Search the data below for the word "text" and copy each line that holds it.

Data lines:

-- -- --

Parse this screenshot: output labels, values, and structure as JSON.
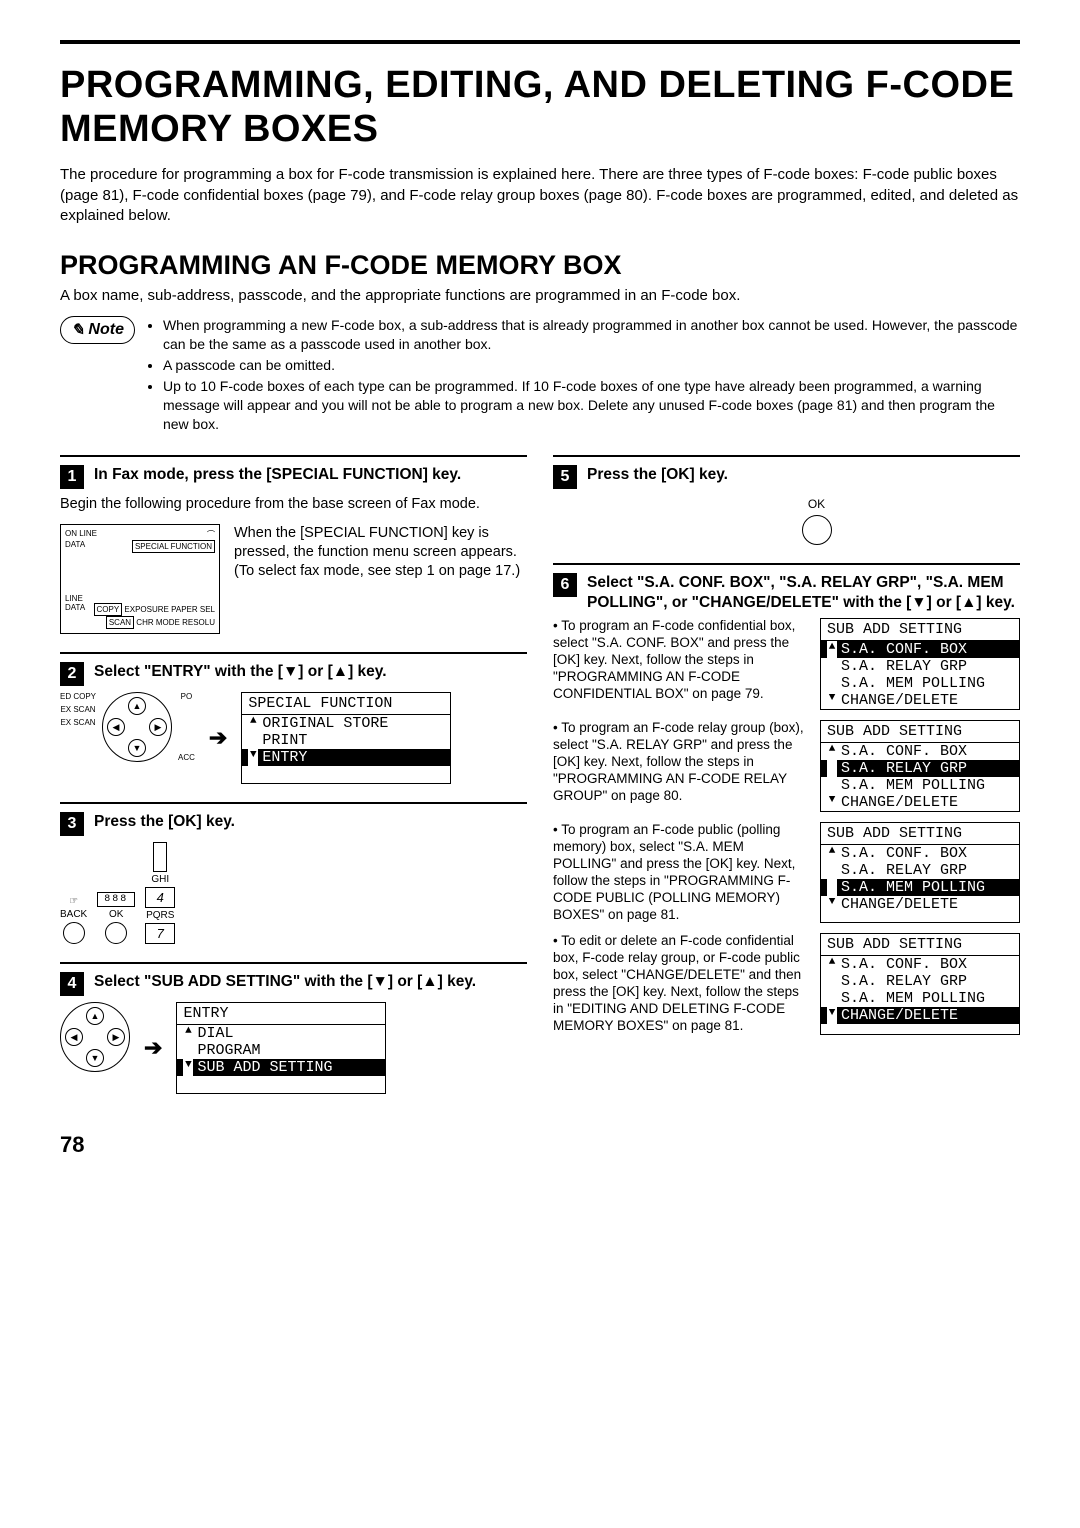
{
  "page_number": "78",
  "title": "PROGRAMMING, EDITING, AND DELETING F-CODE MEMORY BOXES",
  "intro": "The procedure for programming a box for F-code transmission is explained here. There are three types of F-code boxes: F-code public boxes (page 81), F-code confidential boxes (page 79), and F-code relay group boxes (page 80). F-code boxes are programmed, edited, and deleted as explained below.",
  "section_title": "PROGRAMMING AN F-CODE MEMORY BOX",
  "section_intro": "A box name, sub-address, passcode, and the appropriate functions are programmed in an F-code box.",
  "note_label": "Note",
  "notes": [
    "When programming a new F-code box, a sub-address that is already programmed in another box cannot be used. However, the passcode can be the same as a passcode used in another box.",
    "A passcode can be omitted.",
    "Up to 10 F-code boxes of each type can be programmed. If 10 F-code boxes of one type have already been programmed, a warning message will appear and you will not be able to program a new box. Delete any unused F-code boxes (page 81) and then program the new box."
  ],
  "steps": {
    "s1": {
      "num": "1",
      "title": "In Fax mode, press the [SPECIAL FUNCTION] key.",
      "pre": "Begin the following procedure from the base screen of Fax mode.",
      "body": "When the [SPECIAL FUNCTION] key is pressed, the function menu screen appears. (To select fax mode, see step 1 on page 17.)",
      "panel": {
        "labels": [
          "ON LINE",
          "DATA",
          "SPECIAL FUNCTION",
          "LINE",
          "DATA",
          "COPY",
          "SCAN",
          "EXPOSURE",
          "PAPER SEL",
          "CHR MODE",
          "RESOLU"
        ]
      }
    },
    "s2": {
      "num": "2",
      "title": "Select \"ENTRY\" with the [▼] or [▲] key.",
      "lcd_title": "SPECIAL FUNCTION",
      "lcd_lines": [
        "ORIGINAL STORE",
        "PRINT",
        "ENTRY"
      ],
      "lcd_selected_index": 2,
      "side_labels": [
        "ED COPY",
        "EX SCAN",
        "EX SCAN",
        "ACC"
      ]
    },
    "s3": {
      "num": "3",
      "title": "Press the [OK] key.",
      "ok_labels": {
        "back": "BACK",
        "ok": "OK",
        "seg": "888",
        "ghi": "GHI",
        "pqrs": "PQRS",
        "k4": "4",
        "k7": "7"
      }
    },
    "s4": {
      "num": "4",
      "title": "Select \"SUB ADD SETTING\" with the [▼] or [▲] key.",
      "lcd_title": "ENTRY",
      "lcd_lines": [
        "DIAL",
        "PROGRAM",
        "SUB ADD SETTING"
      ],
      "lcd_selected_index": 2
    },
    "s5": {
      "num": "5",
      "title": "Press the [OK] key.",
      "ok_label": "OK"
    },
    "s6": {
      "num": "6",
      "title": "Select \"S.A. CONF. BOX\", \"S.A. RELAY GRP\", \"S.A. MEM POLLING\", or \"CHANGE/DELETE\" with the [▼] or [▲] key.",
      "options_title": "SUB ADD SETTING",
      "options": [
        "S.A. CONF. BOX",
        "S.A. RELAY GRP",
        "S.A. MEM POLLING",
        "CHANGE/DELETE"
      ],
      "variants": [
        {
          "selected": 0,
          "text": "To program an F-code confidential box, select \"S.A. CONF. BOX\" and press the [OK] key. Next, follow the steps in \"PROGRAMMING AN F-CODE CONFIDENTIAL BOX\" on page 79."
        },
        {
          "selected": 1,
          "text": "To program an F-code relay group (box), select \"S.A. RELAY GRP\" and press the [OK] key. Next, follow the steps in \"PROGRAMMING AN F-CODE RELAY GROUP\" on page 80."
        },
        {
          "selected": 2,
          "text": "To program an F-code public (polling memory) box, select \"S.A. MEM POLLING\" and press the [OK] key. Next, follow the steps in \"PROGRAMMING F-CODE PUBLIC (POLLING MEMORY) BOXES\" on page 81."
        },
        {
          "selected": 3,
          "text": "To edit or delete an F-code confidential box, F-code relay group, or F-code public box, select \"CHANGE/DELETE\" and then press the [OK] key. Next, follow the steps in \"EDITING AND DELETING F-CODE MEMORY BOXES\" on page 81."
        }
      ]
    }
  }
}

-- -- --

Full answer:
          "text": "To program an F-code confidential box, select \"S.A. CONF. BOX\" and press the [OK] key. Next, follow the steps in \"PROGRAMMING AN F-CODE CONFIDENTIAL BOX\" on page 79."
          "text": "To program an F-code relay group (box), select \"S.A. RELAY GRP\" and press the [OK] key. Next, follow the steps in \"PROGRAMMING AN F-CODE RELAY GROUP\" on page 80."
          "text": "To program an F-code public (polling memory) box, select \"S.A. MEM POLLING\" and press the [OK] key. Next, follow the steps in \"PROGRAMMING F-CODE PUBLIC (POLLING MEMORY) BOXES\" on page 81."
          "text": "To edit or delete an F-code confidential box, F-code relay group, or F-code public box, select \"CHANGE/DELETE\" and then press the [OK] key. Next, follow the steps in \"EDITING AND DELETING F-CODE MEMORY BOXES\" on page 81."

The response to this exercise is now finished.